§ **PROBLEM DETAILS**: For the records below, say how many lines contain the string "편지쓰기". Give the number only.
* * *
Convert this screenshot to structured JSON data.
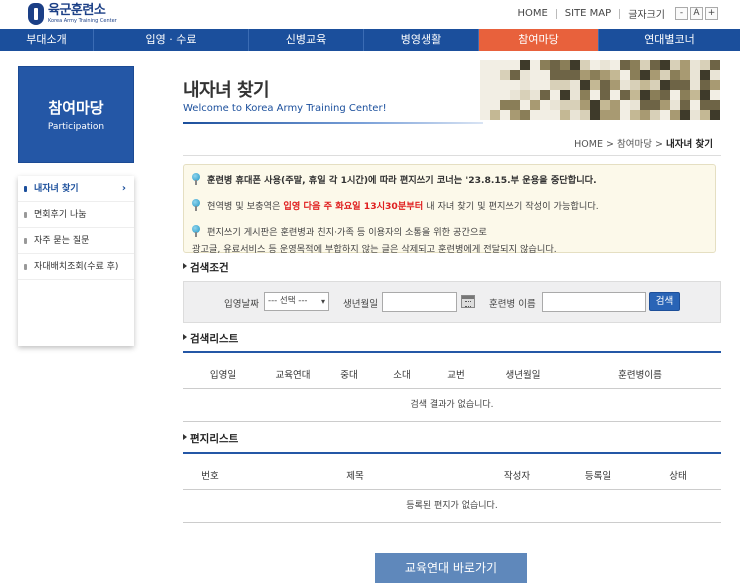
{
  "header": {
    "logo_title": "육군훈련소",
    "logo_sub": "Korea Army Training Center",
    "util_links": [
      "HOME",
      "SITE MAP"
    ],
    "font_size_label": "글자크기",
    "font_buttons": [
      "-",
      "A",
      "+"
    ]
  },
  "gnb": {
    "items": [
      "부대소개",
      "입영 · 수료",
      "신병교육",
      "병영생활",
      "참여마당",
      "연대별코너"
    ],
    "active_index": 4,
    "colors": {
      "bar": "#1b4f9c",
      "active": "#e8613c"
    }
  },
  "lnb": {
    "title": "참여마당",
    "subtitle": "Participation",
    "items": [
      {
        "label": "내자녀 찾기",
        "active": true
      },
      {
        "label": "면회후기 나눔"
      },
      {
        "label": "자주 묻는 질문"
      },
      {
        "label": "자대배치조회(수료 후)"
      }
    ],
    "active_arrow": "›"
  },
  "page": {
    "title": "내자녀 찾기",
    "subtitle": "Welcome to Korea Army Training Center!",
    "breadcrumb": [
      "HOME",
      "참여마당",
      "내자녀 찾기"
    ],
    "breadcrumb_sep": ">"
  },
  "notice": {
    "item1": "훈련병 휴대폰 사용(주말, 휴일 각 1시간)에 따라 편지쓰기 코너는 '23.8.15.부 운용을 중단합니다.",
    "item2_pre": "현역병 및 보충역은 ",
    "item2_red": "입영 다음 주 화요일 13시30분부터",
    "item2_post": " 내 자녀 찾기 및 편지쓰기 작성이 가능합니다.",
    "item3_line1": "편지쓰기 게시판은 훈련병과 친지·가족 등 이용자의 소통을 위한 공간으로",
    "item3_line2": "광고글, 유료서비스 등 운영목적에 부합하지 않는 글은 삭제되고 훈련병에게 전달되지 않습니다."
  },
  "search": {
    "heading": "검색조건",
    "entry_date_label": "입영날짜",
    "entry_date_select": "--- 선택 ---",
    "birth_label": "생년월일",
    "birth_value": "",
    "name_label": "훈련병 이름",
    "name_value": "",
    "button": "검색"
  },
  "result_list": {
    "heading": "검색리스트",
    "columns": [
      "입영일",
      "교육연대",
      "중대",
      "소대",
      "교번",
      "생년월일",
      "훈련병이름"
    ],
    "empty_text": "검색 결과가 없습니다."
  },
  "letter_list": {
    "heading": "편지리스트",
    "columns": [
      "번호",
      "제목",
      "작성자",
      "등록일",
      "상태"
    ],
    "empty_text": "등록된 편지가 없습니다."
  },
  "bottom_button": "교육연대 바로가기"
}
* * *
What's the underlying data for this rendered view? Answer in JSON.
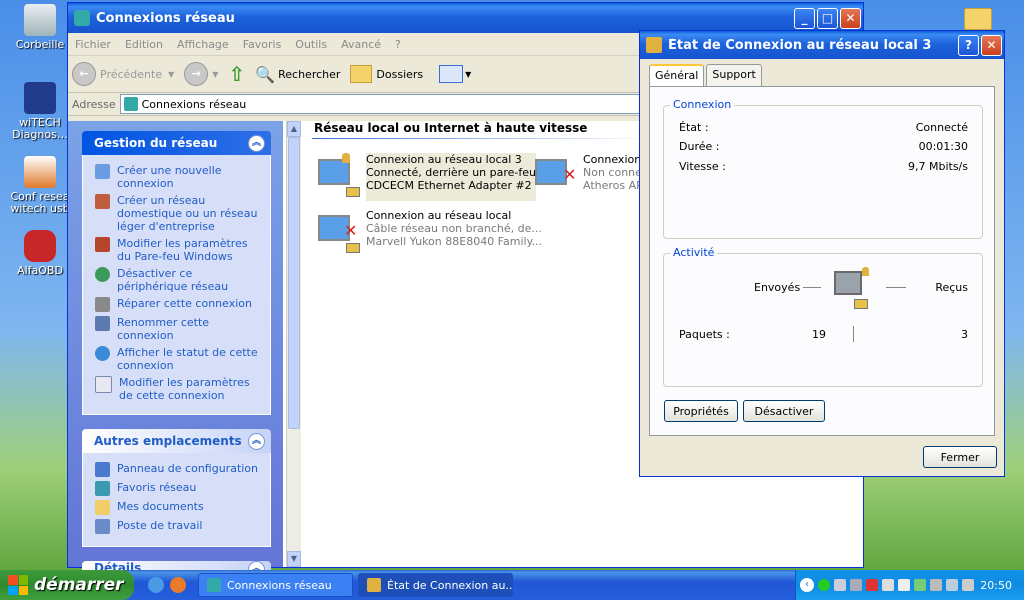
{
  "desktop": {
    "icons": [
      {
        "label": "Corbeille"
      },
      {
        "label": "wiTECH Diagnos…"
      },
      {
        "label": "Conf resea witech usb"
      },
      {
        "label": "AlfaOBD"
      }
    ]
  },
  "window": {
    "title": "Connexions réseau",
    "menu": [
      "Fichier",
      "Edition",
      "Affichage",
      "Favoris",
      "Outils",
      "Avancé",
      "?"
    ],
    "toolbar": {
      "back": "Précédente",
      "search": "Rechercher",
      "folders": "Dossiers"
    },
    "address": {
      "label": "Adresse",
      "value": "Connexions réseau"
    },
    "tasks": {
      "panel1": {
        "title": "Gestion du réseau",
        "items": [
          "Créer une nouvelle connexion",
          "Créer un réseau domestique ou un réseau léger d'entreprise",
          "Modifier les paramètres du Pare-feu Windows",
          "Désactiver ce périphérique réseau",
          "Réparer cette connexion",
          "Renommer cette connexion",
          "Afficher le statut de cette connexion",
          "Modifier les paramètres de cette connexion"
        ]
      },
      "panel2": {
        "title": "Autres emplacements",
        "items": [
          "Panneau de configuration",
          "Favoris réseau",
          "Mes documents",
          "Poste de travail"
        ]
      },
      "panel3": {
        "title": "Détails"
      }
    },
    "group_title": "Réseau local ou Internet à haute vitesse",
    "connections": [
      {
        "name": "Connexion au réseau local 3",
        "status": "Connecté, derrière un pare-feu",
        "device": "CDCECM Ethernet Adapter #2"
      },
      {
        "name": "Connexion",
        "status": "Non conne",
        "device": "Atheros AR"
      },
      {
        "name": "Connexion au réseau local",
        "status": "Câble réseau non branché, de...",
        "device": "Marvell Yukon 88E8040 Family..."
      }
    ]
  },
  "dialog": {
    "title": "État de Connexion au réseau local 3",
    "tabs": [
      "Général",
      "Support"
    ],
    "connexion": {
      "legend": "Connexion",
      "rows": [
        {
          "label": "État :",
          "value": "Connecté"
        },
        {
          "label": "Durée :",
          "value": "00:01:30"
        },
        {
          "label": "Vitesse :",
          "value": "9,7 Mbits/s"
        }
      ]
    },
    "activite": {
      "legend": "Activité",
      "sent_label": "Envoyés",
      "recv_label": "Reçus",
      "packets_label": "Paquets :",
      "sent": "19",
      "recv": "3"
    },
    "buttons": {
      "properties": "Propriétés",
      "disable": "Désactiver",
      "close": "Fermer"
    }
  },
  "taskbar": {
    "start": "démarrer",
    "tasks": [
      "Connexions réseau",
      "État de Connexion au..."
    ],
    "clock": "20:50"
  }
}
* * *
§ **RIGHT ANSWER**: 3